ANGEZEIGTE DATEN
+---+

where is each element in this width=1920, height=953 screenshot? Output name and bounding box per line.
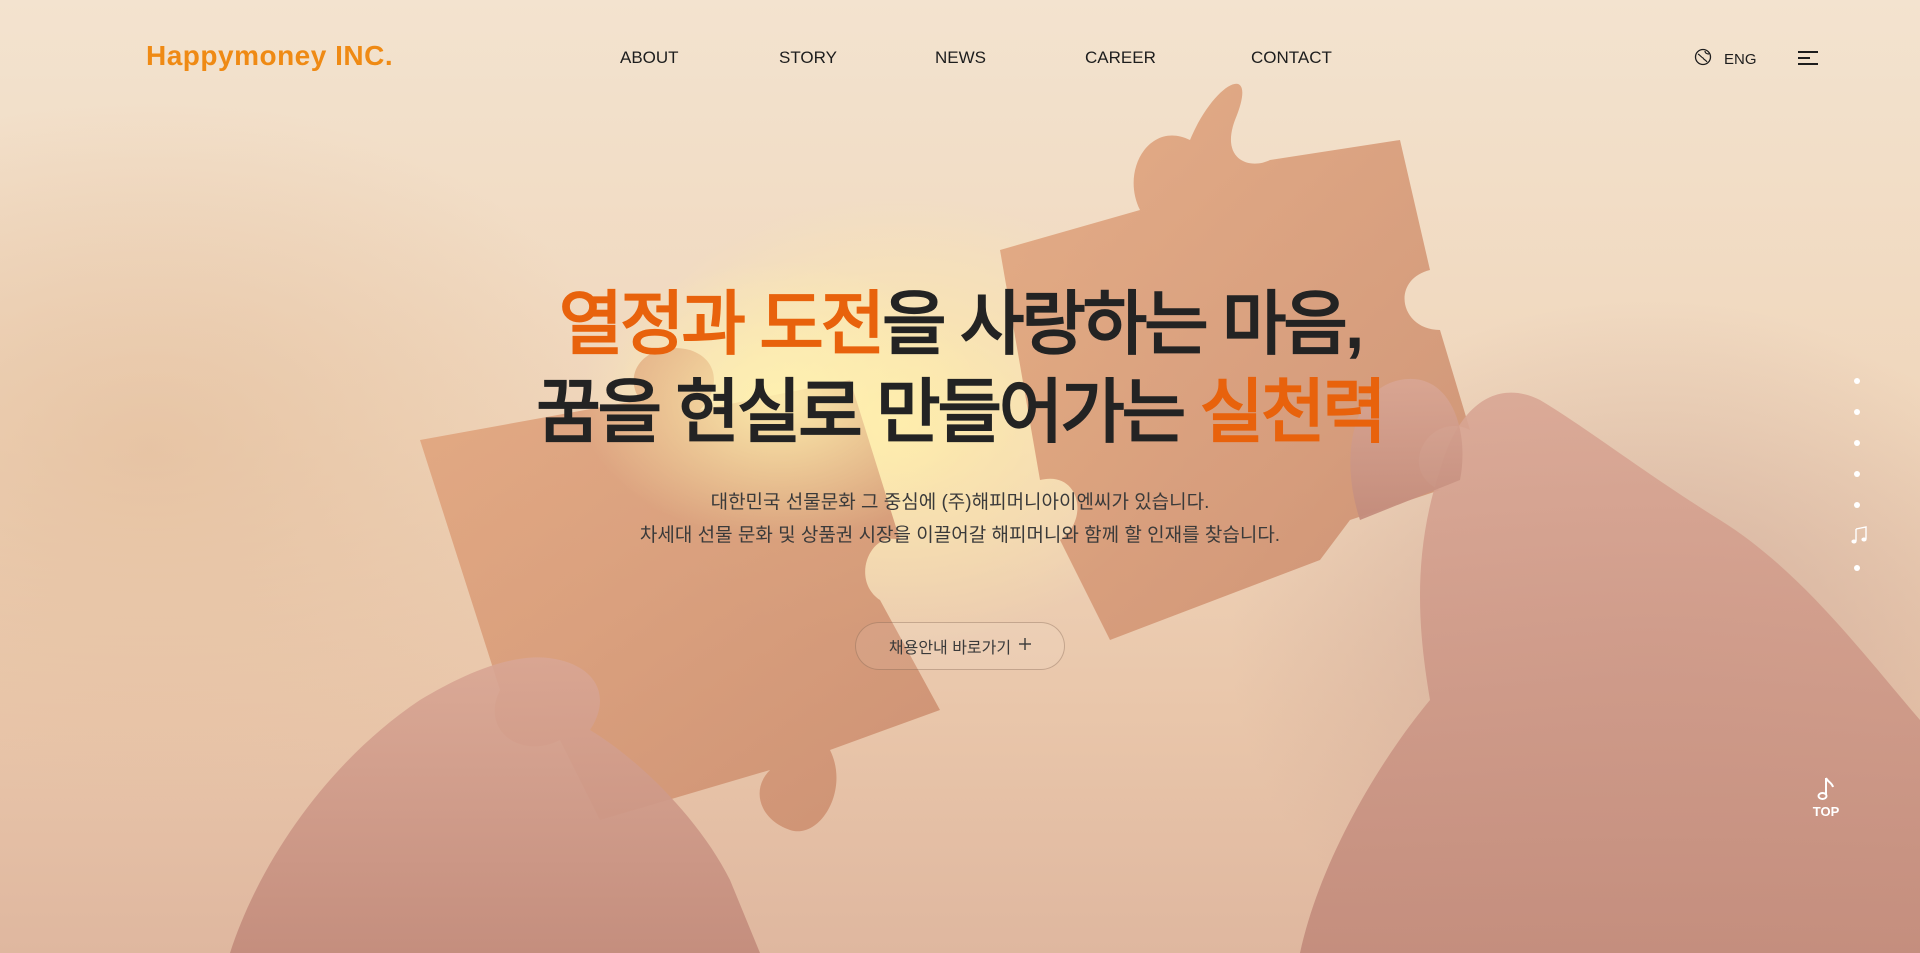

+---+

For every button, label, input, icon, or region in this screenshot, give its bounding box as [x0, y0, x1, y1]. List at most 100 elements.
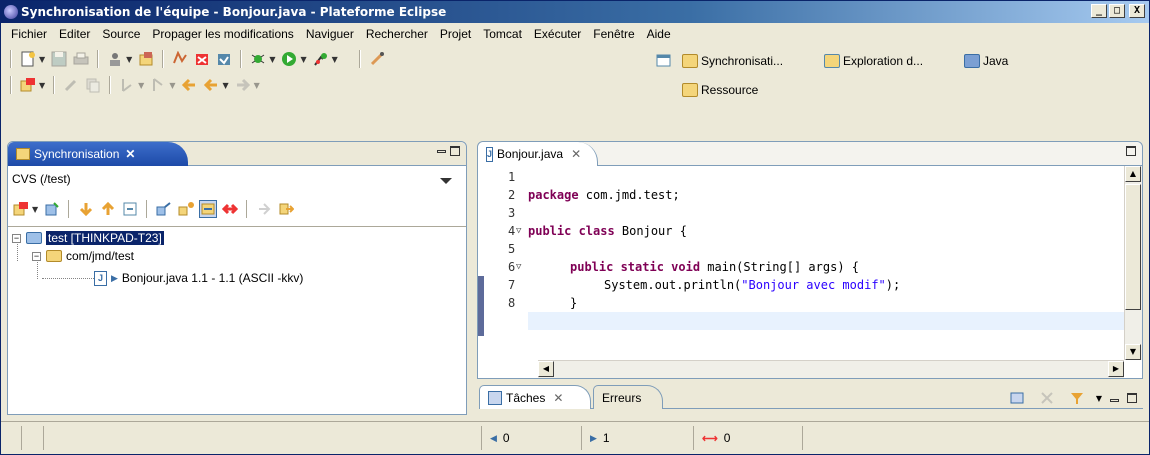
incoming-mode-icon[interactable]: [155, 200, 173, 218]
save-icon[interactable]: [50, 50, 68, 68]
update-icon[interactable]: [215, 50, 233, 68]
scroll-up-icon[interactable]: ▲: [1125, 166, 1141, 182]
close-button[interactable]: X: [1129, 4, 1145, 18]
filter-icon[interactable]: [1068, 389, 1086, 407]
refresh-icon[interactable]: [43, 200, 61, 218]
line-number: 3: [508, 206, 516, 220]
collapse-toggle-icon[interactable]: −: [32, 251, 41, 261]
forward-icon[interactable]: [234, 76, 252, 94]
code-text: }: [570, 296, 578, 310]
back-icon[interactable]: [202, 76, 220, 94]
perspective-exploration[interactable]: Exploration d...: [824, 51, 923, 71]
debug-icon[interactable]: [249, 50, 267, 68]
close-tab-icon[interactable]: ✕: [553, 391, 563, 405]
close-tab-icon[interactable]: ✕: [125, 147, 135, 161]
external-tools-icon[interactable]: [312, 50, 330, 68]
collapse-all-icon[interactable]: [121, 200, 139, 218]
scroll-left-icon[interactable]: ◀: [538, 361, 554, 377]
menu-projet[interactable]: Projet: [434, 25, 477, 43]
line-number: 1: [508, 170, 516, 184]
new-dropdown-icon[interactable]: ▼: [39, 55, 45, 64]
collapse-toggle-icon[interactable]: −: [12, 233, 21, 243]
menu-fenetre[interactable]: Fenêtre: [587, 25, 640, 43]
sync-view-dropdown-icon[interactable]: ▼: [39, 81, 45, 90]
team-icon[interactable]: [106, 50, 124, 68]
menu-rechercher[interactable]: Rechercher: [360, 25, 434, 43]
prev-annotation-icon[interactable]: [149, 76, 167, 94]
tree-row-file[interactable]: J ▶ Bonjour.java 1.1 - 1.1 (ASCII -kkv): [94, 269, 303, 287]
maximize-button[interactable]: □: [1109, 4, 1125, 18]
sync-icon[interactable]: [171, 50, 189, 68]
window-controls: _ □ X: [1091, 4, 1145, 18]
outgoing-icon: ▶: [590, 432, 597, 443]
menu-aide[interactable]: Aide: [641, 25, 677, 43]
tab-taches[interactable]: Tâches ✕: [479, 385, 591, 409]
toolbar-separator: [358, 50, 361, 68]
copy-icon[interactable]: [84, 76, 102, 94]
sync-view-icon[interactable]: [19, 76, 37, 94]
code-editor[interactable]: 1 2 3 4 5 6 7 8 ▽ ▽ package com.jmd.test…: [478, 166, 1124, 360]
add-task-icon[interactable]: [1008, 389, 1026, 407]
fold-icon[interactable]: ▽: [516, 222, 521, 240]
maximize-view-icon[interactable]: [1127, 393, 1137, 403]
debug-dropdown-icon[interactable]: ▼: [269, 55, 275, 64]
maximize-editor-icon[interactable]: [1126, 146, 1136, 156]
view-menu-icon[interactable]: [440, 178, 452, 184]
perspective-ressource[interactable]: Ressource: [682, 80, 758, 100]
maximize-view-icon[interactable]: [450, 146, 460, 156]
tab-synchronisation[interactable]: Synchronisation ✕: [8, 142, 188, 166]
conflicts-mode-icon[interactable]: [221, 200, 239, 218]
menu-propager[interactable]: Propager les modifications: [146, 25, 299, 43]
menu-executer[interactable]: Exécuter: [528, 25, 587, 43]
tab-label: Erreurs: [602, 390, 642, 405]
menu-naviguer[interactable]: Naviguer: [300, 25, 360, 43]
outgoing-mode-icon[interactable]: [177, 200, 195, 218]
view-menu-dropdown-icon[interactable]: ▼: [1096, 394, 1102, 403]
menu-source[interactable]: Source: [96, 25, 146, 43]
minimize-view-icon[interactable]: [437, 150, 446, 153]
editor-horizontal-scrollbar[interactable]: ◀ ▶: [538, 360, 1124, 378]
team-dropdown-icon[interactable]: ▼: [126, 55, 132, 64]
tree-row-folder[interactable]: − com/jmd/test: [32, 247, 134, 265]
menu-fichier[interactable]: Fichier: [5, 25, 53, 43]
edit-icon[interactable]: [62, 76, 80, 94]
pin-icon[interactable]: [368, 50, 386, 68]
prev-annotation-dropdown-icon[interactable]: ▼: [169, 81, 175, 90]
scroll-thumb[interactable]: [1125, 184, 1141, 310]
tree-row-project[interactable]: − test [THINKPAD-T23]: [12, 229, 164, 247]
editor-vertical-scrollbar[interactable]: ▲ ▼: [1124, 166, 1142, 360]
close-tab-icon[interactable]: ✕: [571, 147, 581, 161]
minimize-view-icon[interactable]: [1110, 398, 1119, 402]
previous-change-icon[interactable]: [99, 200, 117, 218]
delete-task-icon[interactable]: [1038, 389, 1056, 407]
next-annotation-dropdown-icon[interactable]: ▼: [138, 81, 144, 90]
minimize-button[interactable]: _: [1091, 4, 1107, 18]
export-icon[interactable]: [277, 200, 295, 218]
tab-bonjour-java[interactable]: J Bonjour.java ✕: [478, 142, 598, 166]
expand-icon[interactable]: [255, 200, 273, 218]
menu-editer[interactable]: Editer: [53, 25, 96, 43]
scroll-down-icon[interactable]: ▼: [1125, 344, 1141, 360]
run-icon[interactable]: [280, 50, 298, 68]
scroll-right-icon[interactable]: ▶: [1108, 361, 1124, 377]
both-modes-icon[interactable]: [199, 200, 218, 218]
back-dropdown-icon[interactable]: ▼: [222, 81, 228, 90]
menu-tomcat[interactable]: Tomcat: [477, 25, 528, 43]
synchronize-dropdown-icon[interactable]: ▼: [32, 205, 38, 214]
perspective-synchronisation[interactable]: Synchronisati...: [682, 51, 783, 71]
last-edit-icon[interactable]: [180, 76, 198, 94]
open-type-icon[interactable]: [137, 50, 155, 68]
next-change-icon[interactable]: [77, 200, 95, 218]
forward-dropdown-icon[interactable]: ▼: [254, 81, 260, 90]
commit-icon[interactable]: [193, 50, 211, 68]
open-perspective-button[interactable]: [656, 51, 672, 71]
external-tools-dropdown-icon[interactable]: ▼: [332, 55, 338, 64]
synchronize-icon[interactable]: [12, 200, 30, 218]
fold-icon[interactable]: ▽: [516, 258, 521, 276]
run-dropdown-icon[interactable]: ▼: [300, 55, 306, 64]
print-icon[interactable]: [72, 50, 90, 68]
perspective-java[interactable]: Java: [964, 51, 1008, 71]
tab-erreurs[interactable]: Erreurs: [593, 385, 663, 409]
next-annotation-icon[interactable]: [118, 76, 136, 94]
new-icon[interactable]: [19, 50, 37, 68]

+---+

AUFGABENSTELLUNG
Ermittle, in wie vielen Zeilen der Daten die Zeichenfolge „Erreurs“ vorkommt, und gib ausschließlich diese Zahl an.

RICHTIGE ANTWORT
2